**Problem requirements**. For each line in the data below that holds "JSON", return a copy.

━━━━━ Data extract ━━━━━

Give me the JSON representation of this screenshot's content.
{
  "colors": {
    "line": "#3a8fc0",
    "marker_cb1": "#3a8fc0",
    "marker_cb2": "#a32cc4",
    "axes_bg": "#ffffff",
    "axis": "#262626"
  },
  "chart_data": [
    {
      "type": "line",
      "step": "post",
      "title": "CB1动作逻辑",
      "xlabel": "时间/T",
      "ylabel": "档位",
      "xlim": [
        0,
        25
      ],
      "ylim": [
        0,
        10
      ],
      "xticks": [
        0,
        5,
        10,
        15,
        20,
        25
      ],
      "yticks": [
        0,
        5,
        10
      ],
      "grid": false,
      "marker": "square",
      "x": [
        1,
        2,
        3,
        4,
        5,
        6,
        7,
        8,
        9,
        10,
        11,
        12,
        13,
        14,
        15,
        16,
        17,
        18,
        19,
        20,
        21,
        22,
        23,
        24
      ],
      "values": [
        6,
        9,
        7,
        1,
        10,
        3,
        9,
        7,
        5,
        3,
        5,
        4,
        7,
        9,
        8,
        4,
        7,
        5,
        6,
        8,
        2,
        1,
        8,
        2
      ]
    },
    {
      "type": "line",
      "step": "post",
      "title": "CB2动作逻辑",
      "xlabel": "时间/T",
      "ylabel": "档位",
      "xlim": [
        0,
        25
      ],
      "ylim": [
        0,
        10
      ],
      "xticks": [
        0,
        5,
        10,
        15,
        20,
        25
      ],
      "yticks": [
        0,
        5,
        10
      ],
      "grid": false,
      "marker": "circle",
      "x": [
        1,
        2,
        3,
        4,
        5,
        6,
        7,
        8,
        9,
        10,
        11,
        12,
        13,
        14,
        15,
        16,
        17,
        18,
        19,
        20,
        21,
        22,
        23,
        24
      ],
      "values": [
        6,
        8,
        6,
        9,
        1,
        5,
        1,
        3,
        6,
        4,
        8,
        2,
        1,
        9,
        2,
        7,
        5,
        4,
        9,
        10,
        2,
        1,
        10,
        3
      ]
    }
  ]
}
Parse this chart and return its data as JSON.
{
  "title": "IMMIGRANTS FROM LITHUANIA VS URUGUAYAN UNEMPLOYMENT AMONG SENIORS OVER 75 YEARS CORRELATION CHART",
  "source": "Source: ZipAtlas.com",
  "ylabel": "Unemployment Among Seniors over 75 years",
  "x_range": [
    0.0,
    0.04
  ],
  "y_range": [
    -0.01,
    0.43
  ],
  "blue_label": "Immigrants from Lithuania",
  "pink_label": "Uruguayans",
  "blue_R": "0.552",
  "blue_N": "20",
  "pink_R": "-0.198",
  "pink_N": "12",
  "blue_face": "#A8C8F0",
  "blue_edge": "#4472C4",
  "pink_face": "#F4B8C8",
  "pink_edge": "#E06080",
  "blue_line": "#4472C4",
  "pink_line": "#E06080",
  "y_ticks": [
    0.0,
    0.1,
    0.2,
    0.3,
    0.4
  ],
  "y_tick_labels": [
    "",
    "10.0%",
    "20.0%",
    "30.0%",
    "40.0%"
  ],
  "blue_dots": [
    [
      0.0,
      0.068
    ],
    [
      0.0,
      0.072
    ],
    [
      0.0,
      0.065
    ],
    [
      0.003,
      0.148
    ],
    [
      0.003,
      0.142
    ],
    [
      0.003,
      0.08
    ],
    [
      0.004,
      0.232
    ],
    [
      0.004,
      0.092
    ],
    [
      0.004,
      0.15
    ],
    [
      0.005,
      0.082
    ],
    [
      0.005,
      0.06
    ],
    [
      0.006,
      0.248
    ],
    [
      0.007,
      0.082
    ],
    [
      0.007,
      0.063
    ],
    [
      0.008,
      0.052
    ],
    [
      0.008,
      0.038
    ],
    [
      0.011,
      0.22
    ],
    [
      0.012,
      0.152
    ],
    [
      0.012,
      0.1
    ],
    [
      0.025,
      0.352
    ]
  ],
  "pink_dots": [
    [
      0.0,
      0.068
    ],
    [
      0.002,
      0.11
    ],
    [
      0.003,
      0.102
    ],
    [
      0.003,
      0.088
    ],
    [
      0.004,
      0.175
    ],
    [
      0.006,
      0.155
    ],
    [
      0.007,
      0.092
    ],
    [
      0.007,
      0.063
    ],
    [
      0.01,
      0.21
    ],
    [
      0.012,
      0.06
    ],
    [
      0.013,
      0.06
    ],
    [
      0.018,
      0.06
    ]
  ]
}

━━━━━

**Answer to the exercise**.
Give me the JSON representation of this screenshot's content.
Parse this chart and return its data as JSON.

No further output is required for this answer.